**Stated exercise:** Copy everything from the start of the records down to the line containing "x-tick-label: 25 xyxy=(1190,641,1205,652)", putting "data-point" in place of "point" and leaving all else as it is.

------ The input ------

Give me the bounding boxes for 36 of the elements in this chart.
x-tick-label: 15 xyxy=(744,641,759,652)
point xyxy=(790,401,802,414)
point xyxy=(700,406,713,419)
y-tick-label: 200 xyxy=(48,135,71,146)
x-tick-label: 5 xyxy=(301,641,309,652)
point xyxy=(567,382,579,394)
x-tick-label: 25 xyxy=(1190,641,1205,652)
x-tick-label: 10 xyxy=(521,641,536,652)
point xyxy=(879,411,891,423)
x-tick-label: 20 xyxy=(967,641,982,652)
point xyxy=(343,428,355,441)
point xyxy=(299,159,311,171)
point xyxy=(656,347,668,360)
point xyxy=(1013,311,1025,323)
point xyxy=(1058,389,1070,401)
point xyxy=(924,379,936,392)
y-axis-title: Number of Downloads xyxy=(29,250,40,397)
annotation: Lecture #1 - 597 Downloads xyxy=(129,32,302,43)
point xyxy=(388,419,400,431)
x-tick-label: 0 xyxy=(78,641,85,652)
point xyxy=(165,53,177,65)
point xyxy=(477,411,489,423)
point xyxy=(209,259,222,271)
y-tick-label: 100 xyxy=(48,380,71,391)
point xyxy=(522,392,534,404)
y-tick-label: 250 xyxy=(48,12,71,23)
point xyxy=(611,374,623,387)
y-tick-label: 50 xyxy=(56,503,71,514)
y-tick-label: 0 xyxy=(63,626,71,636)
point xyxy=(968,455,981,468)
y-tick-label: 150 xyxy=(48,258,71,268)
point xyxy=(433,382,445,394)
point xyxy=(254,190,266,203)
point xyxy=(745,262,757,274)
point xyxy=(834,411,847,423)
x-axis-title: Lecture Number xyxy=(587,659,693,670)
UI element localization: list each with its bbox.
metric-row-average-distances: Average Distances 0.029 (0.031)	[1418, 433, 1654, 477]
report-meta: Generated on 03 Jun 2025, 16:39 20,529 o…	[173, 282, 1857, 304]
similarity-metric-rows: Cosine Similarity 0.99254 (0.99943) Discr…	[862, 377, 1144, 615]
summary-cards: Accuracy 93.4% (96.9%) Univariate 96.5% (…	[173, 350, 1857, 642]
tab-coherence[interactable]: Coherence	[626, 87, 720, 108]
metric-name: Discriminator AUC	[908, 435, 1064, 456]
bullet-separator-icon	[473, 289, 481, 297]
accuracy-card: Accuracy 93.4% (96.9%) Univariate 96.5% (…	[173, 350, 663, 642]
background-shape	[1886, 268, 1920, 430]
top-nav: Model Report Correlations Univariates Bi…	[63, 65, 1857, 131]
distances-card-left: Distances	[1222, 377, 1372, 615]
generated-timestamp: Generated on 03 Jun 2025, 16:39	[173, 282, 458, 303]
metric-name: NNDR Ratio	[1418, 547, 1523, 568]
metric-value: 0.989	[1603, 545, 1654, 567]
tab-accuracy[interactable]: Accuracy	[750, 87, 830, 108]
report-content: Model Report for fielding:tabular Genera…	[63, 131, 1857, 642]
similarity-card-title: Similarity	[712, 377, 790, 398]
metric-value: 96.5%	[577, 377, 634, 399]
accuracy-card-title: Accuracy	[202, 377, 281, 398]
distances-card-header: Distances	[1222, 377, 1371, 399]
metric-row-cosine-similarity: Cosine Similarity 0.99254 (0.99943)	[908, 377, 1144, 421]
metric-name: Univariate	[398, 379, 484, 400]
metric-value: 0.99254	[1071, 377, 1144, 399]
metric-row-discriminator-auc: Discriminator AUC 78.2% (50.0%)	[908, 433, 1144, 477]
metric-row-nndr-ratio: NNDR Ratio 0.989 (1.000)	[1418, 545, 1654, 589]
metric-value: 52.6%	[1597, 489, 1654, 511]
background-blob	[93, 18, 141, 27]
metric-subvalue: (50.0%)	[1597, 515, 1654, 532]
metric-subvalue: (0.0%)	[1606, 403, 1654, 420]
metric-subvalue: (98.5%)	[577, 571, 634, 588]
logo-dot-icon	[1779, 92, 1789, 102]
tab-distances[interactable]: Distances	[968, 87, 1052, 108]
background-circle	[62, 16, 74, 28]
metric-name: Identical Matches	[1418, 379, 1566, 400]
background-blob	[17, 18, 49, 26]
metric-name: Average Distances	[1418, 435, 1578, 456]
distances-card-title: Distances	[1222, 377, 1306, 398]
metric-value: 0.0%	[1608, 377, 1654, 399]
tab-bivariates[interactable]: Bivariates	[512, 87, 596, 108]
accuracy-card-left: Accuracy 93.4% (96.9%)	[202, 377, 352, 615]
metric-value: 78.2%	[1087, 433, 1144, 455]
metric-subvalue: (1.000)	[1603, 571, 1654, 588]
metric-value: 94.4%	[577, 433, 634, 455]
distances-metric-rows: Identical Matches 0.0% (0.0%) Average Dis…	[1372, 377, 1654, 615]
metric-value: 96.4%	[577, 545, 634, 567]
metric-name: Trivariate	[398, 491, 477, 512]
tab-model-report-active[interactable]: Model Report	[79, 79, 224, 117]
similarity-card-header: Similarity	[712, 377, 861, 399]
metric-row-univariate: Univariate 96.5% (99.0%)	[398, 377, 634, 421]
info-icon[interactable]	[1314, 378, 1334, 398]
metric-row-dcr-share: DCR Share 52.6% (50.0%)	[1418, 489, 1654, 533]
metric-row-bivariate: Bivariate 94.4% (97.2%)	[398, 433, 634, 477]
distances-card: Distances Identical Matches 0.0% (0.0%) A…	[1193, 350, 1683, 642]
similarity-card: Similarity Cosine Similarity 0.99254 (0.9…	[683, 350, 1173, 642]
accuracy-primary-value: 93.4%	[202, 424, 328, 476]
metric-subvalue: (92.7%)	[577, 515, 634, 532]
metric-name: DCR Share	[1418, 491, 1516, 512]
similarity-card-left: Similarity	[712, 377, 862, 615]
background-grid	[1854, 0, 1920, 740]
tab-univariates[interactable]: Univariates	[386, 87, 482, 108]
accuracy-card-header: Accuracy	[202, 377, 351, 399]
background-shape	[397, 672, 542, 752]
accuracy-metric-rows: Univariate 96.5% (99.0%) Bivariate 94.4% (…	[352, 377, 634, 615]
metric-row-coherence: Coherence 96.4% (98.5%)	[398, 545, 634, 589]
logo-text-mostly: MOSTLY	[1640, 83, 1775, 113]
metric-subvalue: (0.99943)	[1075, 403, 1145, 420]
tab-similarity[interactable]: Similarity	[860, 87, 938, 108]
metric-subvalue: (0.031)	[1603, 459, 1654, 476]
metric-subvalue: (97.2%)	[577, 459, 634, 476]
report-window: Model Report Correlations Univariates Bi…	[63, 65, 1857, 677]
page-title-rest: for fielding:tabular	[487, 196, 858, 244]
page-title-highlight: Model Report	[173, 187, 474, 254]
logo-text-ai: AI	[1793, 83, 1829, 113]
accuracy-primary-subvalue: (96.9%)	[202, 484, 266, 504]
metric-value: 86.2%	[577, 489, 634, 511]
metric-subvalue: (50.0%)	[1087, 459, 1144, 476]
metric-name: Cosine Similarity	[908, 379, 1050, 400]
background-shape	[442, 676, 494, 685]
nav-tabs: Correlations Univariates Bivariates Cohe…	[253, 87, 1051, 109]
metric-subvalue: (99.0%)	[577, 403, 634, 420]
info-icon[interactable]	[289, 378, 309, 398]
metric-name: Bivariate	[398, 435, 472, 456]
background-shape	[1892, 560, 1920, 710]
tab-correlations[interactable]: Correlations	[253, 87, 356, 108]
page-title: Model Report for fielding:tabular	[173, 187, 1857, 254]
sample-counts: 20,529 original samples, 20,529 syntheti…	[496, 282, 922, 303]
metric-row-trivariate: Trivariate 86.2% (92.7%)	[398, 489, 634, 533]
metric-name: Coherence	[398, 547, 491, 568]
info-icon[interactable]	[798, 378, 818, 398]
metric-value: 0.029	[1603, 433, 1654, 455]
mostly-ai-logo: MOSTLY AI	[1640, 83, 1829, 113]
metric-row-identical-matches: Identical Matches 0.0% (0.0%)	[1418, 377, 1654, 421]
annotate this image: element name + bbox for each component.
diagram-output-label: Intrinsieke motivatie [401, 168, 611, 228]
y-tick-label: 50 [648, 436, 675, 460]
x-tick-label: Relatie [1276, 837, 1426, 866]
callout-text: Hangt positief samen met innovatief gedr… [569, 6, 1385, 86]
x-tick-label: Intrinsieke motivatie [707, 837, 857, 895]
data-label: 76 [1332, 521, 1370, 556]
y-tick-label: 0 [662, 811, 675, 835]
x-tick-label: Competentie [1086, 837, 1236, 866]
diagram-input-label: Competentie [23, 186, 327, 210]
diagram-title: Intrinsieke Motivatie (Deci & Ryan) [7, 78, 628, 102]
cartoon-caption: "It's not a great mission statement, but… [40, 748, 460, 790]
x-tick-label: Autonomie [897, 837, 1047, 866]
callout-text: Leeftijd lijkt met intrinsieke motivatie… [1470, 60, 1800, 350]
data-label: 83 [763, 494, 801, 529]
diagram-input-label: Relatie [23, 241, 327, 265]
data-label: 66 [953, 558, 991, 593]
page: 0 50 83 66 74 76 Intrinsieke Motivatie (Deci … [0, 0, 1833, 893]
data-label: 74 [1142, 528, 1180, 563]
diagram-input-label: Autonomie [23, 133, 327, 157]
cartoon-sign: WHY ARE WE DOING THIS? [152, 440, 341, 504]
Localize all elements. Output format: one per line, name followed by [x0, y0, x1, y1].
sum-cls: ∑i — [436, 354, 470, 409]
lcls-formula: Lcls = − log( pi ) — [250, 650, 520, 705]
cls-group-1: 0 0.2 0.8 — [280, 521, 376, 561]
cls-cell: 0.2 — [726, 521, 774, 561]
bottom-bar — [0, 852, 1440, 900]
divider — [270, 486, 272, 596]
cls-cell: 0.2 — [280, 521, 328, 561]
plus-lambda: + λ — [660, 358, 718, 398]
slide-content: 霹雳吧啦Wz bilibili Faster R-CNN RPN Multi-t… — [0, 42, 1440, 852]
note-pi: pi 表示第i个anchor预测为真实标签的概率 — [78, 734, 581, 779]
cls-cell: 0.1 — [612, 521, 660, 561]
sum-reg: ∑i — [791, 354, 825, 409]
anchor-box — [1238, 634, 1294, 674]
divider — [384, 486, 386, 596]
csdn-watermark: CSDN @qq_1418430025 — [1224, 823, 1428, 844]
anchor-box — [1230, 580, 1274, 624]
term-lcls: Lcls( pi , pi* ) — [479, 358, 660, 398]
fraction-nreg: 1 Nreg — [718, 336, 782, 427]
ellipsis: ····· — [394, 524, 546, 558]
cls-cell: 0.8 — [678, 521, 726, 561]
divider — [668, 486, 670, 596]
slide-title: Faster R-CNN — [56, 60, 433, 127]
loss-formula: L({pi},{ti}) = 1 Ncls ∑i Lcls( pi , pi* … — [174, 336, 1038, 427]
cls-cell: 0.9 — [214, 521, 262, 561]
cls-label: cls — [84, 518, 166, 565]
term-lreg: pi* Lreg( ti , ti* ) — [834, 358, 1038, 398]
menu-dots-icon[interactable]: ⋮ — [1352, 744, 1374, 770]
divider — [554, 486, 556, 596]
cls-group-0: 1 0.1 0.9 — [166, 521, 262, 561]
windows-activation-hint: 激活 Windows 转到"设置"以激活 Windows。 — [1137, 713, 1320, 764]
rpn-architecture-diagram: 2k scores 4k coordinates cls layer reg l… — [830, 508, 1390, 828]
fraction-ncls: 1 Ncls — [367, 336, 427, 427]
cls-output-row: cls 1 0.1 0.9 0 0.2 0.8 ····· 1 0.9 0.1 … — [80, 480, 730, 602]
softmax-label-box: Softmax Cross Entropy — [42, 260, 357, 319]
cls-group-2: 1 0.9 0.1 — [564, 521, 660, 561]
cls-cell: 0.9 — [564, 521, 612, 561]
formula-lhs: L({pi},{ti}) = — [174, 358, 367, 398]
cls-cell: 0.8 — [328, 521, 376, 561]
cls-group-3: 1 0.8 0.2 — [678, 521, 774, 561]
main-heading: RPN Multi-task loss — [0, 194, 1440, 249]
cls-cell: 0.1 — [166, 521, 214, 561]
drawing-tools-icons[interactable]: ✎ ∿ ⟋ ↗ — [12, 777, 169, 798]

------

**Response:**
Give me the bounding boxes for 36 of the elements in this chart.
x-tick-label: 15 xyxy=(744,641,759,652)
data-point xyxy=(790,401,802,414)
data-point xyxy=(700,406,713,419)
y-tick-label: 200 xyxy=(48,135,71,146)
x-tick-label: 5 xyxy=(301,641,309,652)
data-point xyxy=(567,382,579,394)
x-tick-label: 25 xyxy=(1190,641,1205,652)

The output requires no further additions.